» Task brief: Return each line that holds the word "noise".
* start *
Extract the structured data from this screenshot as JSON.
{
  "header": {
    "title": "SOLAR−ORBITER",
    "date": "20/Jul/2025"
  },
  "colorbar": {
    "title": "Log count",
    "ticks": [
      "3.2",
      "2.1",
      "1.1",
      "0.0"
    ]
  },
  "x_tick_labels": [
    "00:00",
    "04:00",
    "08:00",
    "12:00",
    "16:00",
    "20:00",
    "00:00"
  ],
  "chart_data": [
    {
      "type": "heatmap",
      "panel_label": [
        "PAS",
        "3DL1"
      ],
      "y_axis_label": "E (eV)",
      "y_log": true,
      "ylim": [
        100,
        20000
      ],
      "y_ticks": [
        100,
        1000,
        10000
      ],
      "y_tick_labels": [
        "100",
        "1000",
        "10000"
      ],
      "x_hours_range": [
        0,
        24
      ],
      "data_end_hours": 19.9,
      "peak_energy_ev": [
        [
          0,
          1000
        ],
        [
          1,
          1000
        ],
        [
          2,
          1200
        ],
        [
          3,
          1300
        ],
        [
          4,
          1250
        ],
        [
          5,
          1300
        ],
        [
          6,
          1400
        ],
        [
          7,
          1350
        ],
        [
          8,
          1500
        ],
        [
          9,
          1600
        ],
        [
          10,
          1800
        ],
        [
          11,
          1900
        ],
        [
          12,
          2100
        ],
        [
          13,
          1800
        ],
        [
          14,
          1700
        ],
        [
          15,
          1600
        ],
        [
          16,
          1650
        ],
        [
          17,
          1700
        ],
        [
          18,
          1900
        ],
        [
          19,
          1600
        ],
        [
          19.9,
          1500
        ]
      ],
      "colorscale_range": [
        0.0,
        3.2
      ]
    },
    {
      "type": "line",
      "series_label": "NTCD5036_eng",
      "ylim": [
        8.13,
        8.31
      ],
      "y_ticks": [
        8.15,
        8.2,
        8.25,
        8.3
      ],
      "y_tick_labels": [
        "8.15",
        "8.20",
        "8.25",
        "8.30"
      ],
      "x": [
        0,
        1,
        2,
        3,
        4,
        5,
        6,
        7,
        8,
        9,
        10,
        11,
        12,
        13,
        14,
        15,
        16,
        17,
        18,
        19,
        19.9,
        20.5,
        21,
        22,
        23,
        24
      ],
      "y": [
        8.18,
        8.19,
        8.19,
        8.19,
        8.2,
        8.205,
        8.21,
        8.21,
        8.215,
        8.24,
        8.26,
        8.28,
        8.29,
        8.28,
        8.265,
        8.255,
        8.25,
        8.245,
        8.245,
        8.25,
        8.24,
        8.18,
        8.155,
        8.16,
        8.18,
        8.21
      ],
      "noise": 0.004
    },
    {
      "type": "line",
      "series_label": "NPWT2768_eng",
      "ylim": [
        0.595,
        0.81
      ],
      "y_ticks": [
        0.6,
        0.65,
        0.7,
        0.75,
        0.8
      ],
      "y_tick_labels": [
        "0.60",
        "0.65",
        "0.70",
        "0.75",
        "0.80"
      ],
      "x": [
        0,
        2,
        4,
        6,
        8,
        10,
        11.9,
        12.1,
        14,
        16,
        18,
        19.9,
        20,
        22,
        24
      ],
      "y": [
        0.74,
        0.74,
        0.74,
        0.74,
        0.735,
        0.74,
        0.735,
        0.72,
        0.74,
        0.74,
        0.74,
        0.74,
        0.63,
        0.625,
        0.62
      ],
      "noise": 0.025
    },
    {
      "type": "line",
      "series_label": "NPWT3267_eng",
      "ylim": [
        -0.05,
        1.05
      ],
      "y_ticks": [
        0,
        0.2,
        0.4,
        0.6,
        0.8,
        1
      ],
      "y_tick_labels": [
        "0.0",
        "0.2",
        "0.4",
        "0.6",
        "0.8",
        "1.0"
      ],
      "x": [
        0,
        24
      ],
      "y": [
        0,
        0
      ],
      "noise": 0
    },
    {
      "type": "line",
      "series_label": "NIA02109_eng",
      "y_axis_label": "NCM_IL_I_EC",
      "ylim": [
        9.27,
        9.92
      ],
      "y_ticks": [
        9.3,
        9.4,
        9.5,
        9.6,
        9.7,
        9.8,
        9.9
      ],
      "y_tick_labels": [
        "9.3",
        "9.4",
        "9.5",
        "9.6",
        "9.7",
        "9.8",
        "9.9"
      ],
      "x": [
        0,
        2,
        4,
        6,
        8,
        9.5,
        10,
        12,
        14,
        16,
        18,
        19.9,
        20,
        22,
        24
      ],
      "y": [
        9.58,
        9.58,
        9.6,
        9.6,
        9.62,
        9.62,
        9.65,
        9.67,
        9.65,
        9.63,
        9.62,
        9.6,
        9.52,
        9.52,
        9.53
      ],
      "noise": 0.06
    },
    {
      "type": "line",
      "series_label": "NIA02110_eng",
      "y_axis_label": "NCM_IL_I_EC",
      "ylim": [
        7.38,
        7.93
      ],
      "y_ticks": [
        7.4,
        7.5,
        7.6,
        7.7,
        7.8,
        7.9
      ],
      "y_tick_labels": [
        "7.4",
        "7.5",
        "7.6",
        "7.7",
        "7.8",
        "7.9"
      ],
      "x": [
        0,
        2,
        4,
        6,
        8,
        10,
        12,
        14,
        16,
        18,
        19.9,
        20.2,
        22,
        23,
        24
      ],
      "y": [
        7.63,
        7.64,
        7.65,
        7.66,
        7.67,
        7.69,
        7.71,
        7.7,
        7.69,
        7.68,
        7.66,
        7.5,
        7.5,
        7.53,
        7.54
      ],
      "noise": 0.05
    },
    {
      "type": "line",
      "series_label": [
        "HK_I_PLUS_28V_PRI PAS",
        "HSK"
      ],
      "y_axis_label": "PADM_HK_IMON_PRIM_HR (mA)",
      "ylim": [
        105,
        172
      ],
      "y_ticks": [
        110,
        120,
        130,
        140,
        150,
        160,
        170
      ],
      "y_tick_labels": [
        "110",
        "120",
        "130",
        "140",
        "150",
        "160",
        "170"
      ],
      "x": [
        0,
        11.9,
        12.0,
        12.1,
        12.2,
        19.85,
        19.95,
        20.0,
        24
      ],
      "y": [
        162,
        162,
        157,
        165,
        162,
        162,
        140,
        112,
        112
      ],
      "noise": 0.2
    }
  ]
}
* end *
» Result for this task:
      "noise": 0.004
      "noise": 0.025
      "noise": 0
      "noise": 0.06
      "noise": 0.05
      "noise": 0.2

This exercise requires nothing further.